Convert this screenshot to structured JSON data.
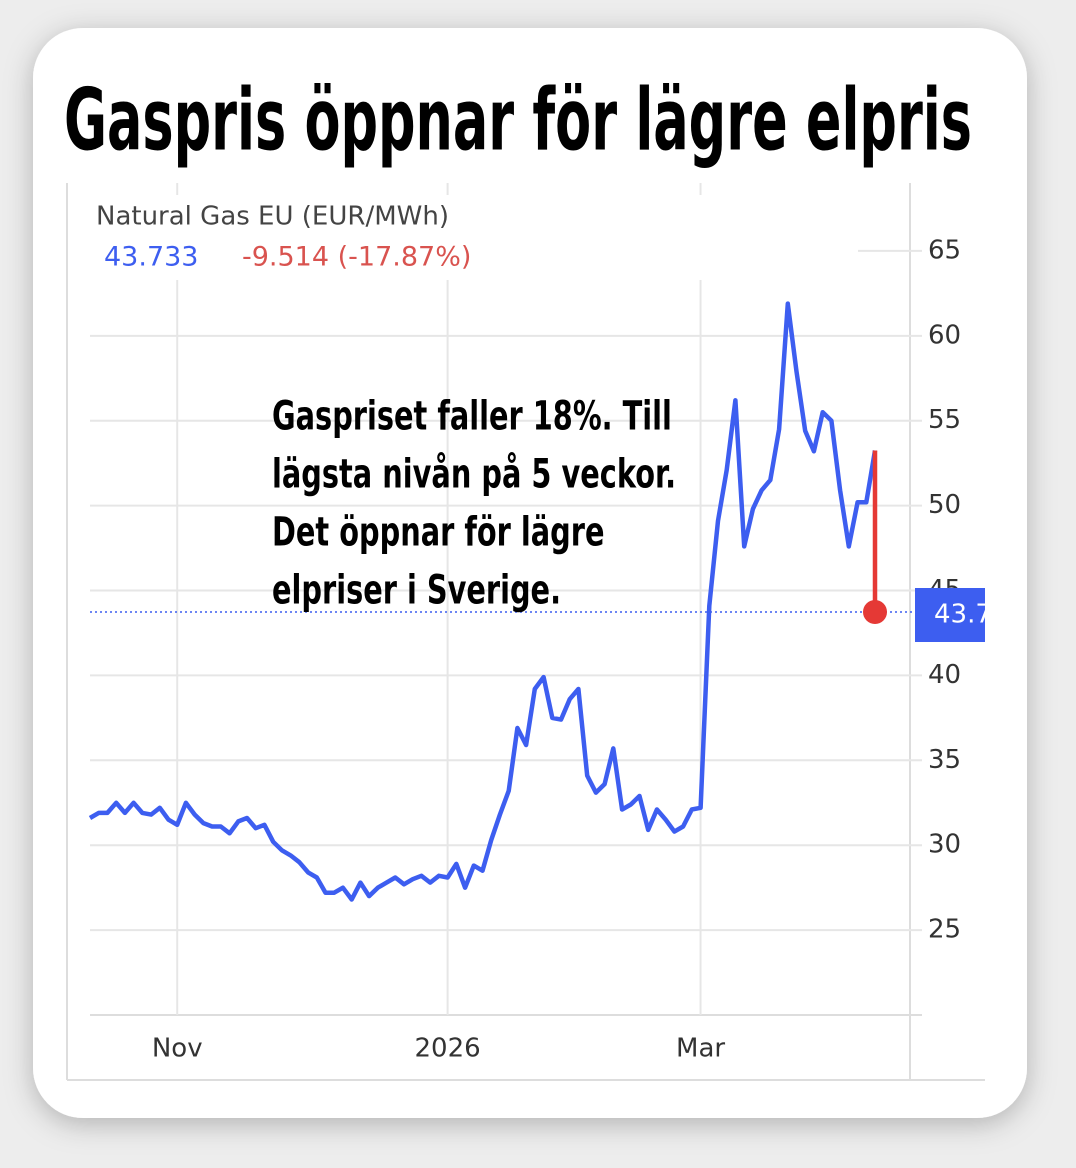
{
  "chart_data": {
    "type": "line",
    "title": "Gaspris öppnar för lägre elpris",
    "subtitle": "Natural Gas EU (EUR/MWh)",
    "last_price": 43.733,
    "change_label": "-9.514 (-17.87%)",
    "annotation": [
      "Gaspriset faller 18%. Till",
      "lägsta nivån på 5 veckor.",
      "Det öppnar för lägre",
      "elpriser i Sverige."
    ],
    "categories": [
      null,
      null,
      null,
      null,
      null,
      null,
      null,
      null,
      null,
      null,
      "Nov",
      null,
      null,
      null,
      null,
      null,
      null,
      null,
      null,
      null,
      null,
      null,
      null,
      null,
      null,
      null,
      null,
      null,
      null,
      null,
      null,
      null,
      null,
      null,
      null,
      null,
      null,
      null,
      null,
      null,
      null,
      "2026",
      null,
      null,
      null,
      null,
      null,
      null,
      null,
      null,
      null,
      null,
      null,
      null,
      null,
      null,
      null,
      null,
      null,
      null,
      null,
      null,
      null,
      null,
      null,
      null,
      null,
      null,
      null,
      null,
      "Mar",
      null,
      null,
      null,
      null,
      null,
      null,
      null,
      null,
      null,
      null,
      null,
      null,
      null,
      null,
      null,
      null,
      null,
      null,
      null,
      null
    ],
    "values": [
      31.6,
      31.9,
      31.9,
      32.5,
      31.9,
      32.5,
      31.9,
      31.8,
      32.2,
      31.5,
      31.2,
      32.5,
      31.8,
      31.3,
      31.1,
      31.1,
      30.7,
      31.4,
      31.6,
      31.0,
      31.2,
      30.2,
      29.7,
      29.4,
      29.0,
      28.4,
      28.1,
      27.2,
      27.2,
      27.5,
      26.8,
      27.8,
      27.0,
      27.5,
      27.8,
      28.1,
      27.7,
      28.0,
      28.2,
      27.8,
      28.2,
      28.1,
      28.9,
      27.5,
      28.8,
      28.5,
      30.3,
      31.8,
      33.2,
      36.9,
      35.9,
      39.2,
      39.9,
      37.5,
      37.4,
      38.6,
      39.2,
      34.1,
      33.1,
      33.6,
      35.7,
      32.1,
      32.4,
      32.9,
      30.9,
      32.1,
      31.5,
      30.8,
      31.1,
      32.1,
      32.2,
      44.1,
      49.1,
      52.1,
      56.2,
      47.6,
      49.8,
      50.9,
      51.5,
      54.5,
      61.9,
      57.9,
      54.4,
      53.2,
      55.5,
      55.0,
      50.9,
      47.6,
      50.2,
      50.2,
      53.247
    ],
    "color": "#3d5ef0",
    "drop_color": "#e53935",
    "change_color": "#d9534f",
    "ylim": [
      20,
      69
    ],
    "yticks": [
      25,
      30,
      35,
      40,
      45,
      50,
      55,
      60,
      65
    ],
    "grid": true
  }
}
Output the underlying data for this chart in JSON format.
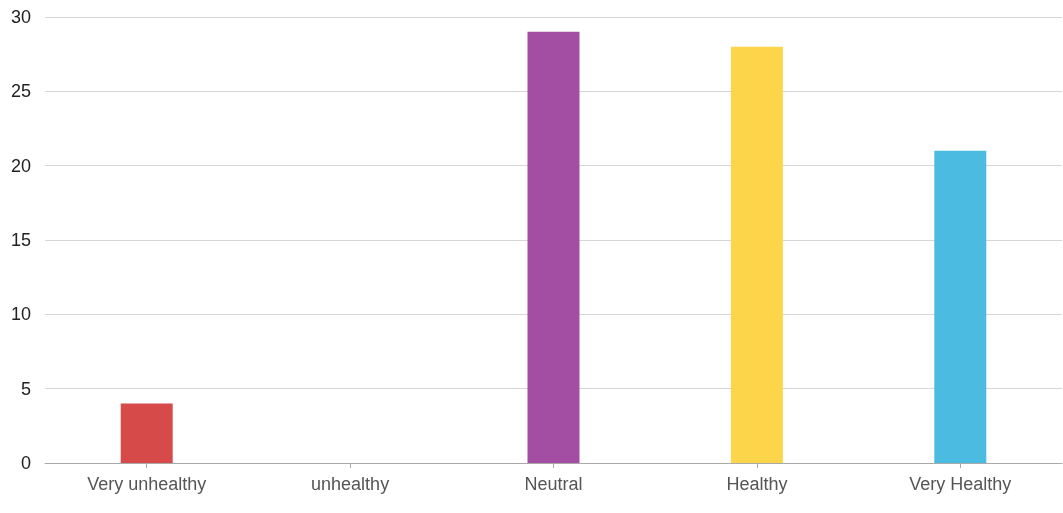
{
  "chart_data": {
    "type": "bar",
    "categories": [
      "Very unhealthy",
      "unhealthy",
      "Neutral",
      "Healthy",
      "Very Healthy"
    ],
    "values": [
      4,
      0,
      29,
      28,
      21
    ],
    "colors": [
      "#d64a4a",
      "#a34da3",
      "#a34da3",
      "#fdd54a",
      "#4cbbe1"
    ],
    "ylim": [
      0,
      30
    ],
    "yticks": [
      0,
      5,
      10,
      15,
      20,
      25,
      30
    ],
    "grid": "y"
  }
}
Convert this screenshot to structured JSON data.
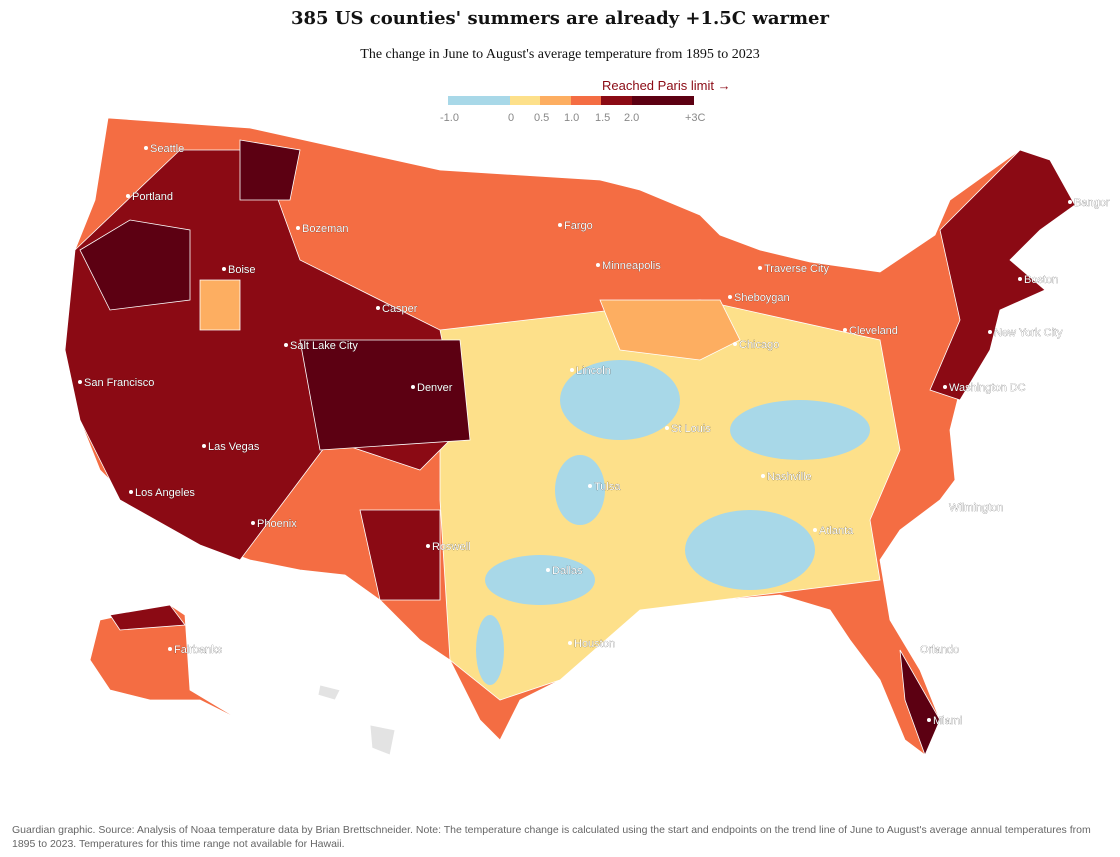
------------------------
* [WORK TO COMPLETE] Transcribe every line from the records above without alteration, and leave out the images.

* [EXPECTED ANSWER]
Convert this screenshot to structured JSON data.
{
  "chart_data": {
    "type": "line",
    "title": "Gaspris öppnar för lägre elpris",
    "subtitle": "Natural Gas EU (EUR/MWh)",
    "last_price": 43.733,
    "change_label": "-9.514 (-17.87%)",
    "annotation": [
      "Gaspriset faller 18%. Till",
      "lägsta nivån på 5 veckor.",
      "Det öppnar för lägre",
      "elpriser i Sverige."
    ],
    "categories": [
      null,
      null,
      null,
      null,
      null,
      null,
      null,
      null,
      null,
      null,
      "Nov",
      null,
      null,
      null,
      null,
      null,
      null,
      null,
      null,
      null,
      null,
      null,
      null,
      null,
      null,
      null,
      null,
      null,
      null,
      null,
      null,
      null,
      null,
      null,
      null,
      null,
      null,
      null,
      null,
      null,
      null,
      "2026",
      null,
      null,
      null,
      null,
      null,
      null,
      null,
      null,
      null,
      null,
      null,
      null,
      null,
      null,
      null,
      null,
      null,
      null,
      null,
      null,
      null,
      null,
      null,
      null,
      null,
      null,
      null,
      null,
      "Mar",
      null,
      null,
      null,
      null,
      null,
      null,
      null,
      null,
      null,
      null,
      null,
      null,
      null,
      null,
      null,
      null,
      null,
      null,
      null,
      null
    ],
    "values": [
      31.6,
      31.9,
      31.9,
      32.5,
      31.9,
      32.5,
      31.9,
      31.8,
      32.2,
      31.5,
      31.2,
      32.5,
      31.8,
      31.3,
      31.1,
      31.1,
      30.7,
      31.4,
      31.6,
      31.0,
      31.2,
      30.2,
      29.7,
      29.4,
      29.0,
      28.4,
      28.1,
      27.2,
      27.2,
      27.5,
      26.8,
      27.8,
      27.0,
      27.5,
      27.8,
      28.1,
      27.7,
      28.0,
      28.2,
      27.8,
      28.2,
      28.1,
      28.9,
      27.5,
      28.8,
      28.5,
      30.3,
      31.8,
      33.2,
      36.9,
      35.9,
      39.2,
      39.9,
      37.5,
      37.4,
      38.6,
      39.2,
      34.1,
      33.1,
      33.6,
      35.7,
      32.1,
      32.4,
      32.9,
      30.9,
      32.1,
      31.5,
      30.8,
      31.1,
      32.1,
      32.2,
      44.1,
      49.1,
      52.1,
      56.2,
      47.6,
      49.8,
      50.9,
      51.5,
      54.5,
      61.9,
      57.9,
      54.4,
      53.2,
      55.5,
      55.0,
      50.9,
      47.6,
      50.2,
      50.2,
      53.247
    ],
    "color": "#3d5ef0",
    "drop_color": "#e53935",
    "change_color": "#d9534f",
    "ylim": [
      20,
      69
    ],
    "yticks": [
      25,
      30,
      35,
      40,
      45,
      50,
      55,
      60,
      65
    ],
    "grid": true
  }
}
Output the underlying data for this chart in JSON format.
{
  "chart_data": {
    "type": "bar",
    "categories": [
      "Very unhealthy",
      "unhealthy",
      "Neutral",
      "Healthy",
      "Very Healthy"
    ],
    "values": [
      4,
      0,
      29,
      28,
      21
    ],
    "colors": [
      "#d64a4a",
      "#a34da3",
      "#a34da3",
      "#fdd54a",
      "#4cbbe1"
    ],
    "ylim": [
      0,
      30
    ],
    "yticks": [
      0,
      5,
      10,
      15,
      20,
      25,
      30
    ],
    "grid": "y"
  }
}
Convert this screenshot to structured JSON data.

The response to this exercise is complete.